Exercise:
The entries below should be given again exactly, minus their pictures.

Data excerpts
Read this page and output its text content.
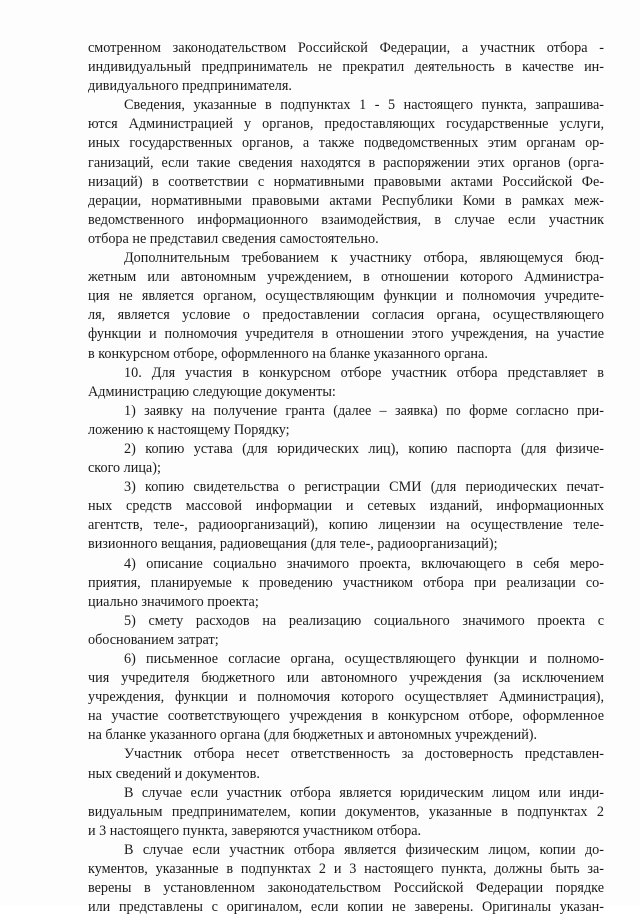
смотренном законодательством Российской Федерации, а участник отбора -
индивидуальный предприниматель не прекратил деятельность в качестве ин-
дивидуального предпринимателя.
Сведения, указанные в подпунктах 1 - 5 настоящего пункта, запрашива-
ются Администрацией у органов, предоставляющих государственные услуги,
иных государственных органов, а также подведомственных этим органам ор-
ганизаций, если такие сведения находятся в распоряжении этих органов (орга-
низаций) в соответствии с нормативными правовыми актами Российской Фе-
дерации, нормативными правовыми актами Республики Коми в рамках меж-
ведомственного информационного взаимодействия, в случае если участник
отбора не представил сведения самостоятельно.
Дополнительным требованием к участнику отбора, являющемуся бюд-
жетным или автономным учреждением, в отношении которого Администра-
ция не является органом, осуществляющим функции и полномочия учредите-
ля, является условие о предоставлении согласия органа, осуществляющего
функции и полномочия учредителя в отношении этого учреждения, на участие
в конкурсном отборе, оформленного на бланке указанного органа.
10. Для участия в конкурсном отборе участник отбора представляет в
Администрацию следующие документы:
1) заявку на получение гранта (далее – заявка) по форме согласно при-
ложению к настоящему Порядку;
2) копию устава (для юридических лиц), копию паспорта (для физиче-
ского лица);
3) копию свидетельства о регистрации СМИ (для периодических печат-
ных средств массовой информации и сетевых изданий, информационных
агентств, теле-, радиоорганизаций), копию лицензии на осуществление теле-
визионного вещания, радиовещания (для теле-, радиоорганизаций);
4) описание социально значимого проекта, включающего в себя меро-
приятия, планируемые к проведению участником отбора при реализации со-
циально значимого проекта;
5) смету расходов на реализацию социального значимого проекта с
обоснованием затрат;
6) письменное согласие органа, осуществляющего функции и полномо-
чия учредителя бюджетного или автономного учреждения (за исключением
учреждения, функции и полномочия которого осуществляет Администрация),
на участие соответствующего учреждения в конкурсном отборе, оформленное
на бланке указанного органа (для бюджетных и автономных учреждений).
Участник отбора несет ответственность за достоверность представлен-
ных сведений и документов.
В случае если участник отбора является юридическим лицом или инди-
видуальным предпринимателем, копии документов, указанные в подпунктах 2
и 3 настоящего пункта, заверяются участником отбора.
В случае если участник отбора является физическим лицом, копии до-
кументов, указанные в подпунктах 2 и 3 настоящего пункта, должны быть за-
верены в установленном законодательством Российской Федерации порядке
или представлены с оригиналом, если копии не заверены. Оригиналы указан-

Correct response:
Read this page and output its text content.
смотренном законодательством Российской Федерации, а участник отбора -
индивидуальный предприниматель не прекратил деятельность в качестве ин-
дивидуального предпринимателя.
Сведения, указанные в подпунктах 1 - 5 настоящего пункта, запрашива-
ются Администрацией у органов, предоставляющих государственные услуги,
иных государственных органов, а также подведомственных этим органам ор-
ганизаций, если такие сведения находятся в распоряжении этих органов (орга-
низаций) в соответствии с нормативными правовыми актами Российской Фе-
дерации, нормативными правовыми актами Республики Коми в рамках меж-
ведомственного информационного взаимодействия, в случае если участник
отбора не представил сведения самостоятельно.
Дополнительным требованием к участнику отбора, являющемуся бюд-
жетным или автономным учреждением, в отношении которого Администра-
ция не является органом, осуществляющим функции и полномочия учредите-
ля, является условие о предоставлении согласия органа, осуществляющего
функции и полномочия учредителя в отношении этого учреждения, на участие
в конкурсном отборе, оформленного на бланке указанного органа.
10. Для участия в конкурсном отборе участник отбора представляет в
Администрацию следующие документы:
1) заявку на получение гранта (далее – заявка) по форме согласно при-
ложению к настоящему Порядку;
2) копию устава (для юридических лиц), копию паспорта (для физиче-
ского лица);
3) копию свидетельства о регистрации СМИ (для периодических печат-
ных средств массовой информации и сетевых изданий, информационных
агентств, теле-, радиоорганизаций), копию лицензии на осуществление теле-
визионного вещания, радиовещания (для теле-, радиоорганизаций);
4) описание социально значимого проекта, включающего в себя меро-
приятия, планируемые к проведению участником отбора при реализации со-
циально значимого проекта;
5) смету расходов на реализацию социального значимого проекта с
обоснованием затрат;
6) письменное согласие органа, осуществляющего функции и полномо-
чия учредителя бюджетного или автономного учреждения (за исключением
учреждения, функции и полномочия которого осуществляет Администрация),
на участие соответствующего учреждения в конкурсном отборе, оформленное
на бланке указанного органа (для бюджетных и автономных учреждений).
Участник отбора несет ответственность за достоверность представлен-
ных сведений и документов.
В случае если участник отбора является юридическим лицом или инди-
видуальным предпринимателем, копии документов, указанные в подпунктах 2
и 3 настоящего пункта, заверяются участником отбора.
В случае если участник отбора является физическим лицом, копии до-
кументов, указанные в подпунктах 2 и 3 настоящего пункта, должны быть за-
верены в установленном законодательством Российской Федерации порядке
или представлены с оригиналом, если копии не заверены. Оригиналы указан-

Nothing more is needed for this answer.